(Stored data entries)
• • • • • • •

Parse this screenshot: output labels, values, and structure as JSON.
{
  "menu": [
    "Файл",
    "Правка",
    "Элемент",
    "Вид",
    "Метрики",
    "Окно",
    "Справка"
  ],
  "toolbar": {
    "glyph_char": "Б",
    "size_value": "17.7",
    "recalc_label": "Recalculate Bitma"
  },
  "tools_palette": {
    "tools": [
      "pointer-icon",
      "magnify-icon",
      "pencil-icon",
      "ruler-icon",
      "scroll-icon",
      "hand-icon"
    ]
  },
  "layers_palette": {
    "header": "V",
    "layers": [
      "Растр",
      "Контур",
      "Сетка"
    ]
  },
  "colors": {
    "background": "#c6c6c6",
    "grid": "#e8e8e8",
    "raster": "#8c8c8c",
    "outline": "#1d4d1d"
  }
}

• • • • • • •

**The task**
Please set down the whole listing above without altering a single line.

**Response**
Parse this screenshot: output labels, values, and structure as JSON.
{
  "menu": [
    "Файл",
    "Правка",
    "Элемент",
    "Вид",
    "Метрики",
    "Окно",
    "Справка"
  ],
  "toolbar": {
    "glyph_char": "Б",
    "size_value": "17.7",
    "recalc_label": "Recalculate Bitma"
  },
  "tools_palette": {
    "tools": [
      "pointer-icon",
      "magnify-icon",
      "pencil-icon",
      "ruler-icon",
      "scroll-icon",
      "hand-icon"
    ]
  },
  "layers_palette": {
    "header": "V",
    "layers": [
      "Растр",
      "Контур",
      "Сетка"
    ]
  },
  "colors": {
    "background": "#c6c6c6",
    "grid": "#e8e8e8",
    "raster": "#8c8c8c",
    "outline": "#1d4d1d"
  }
}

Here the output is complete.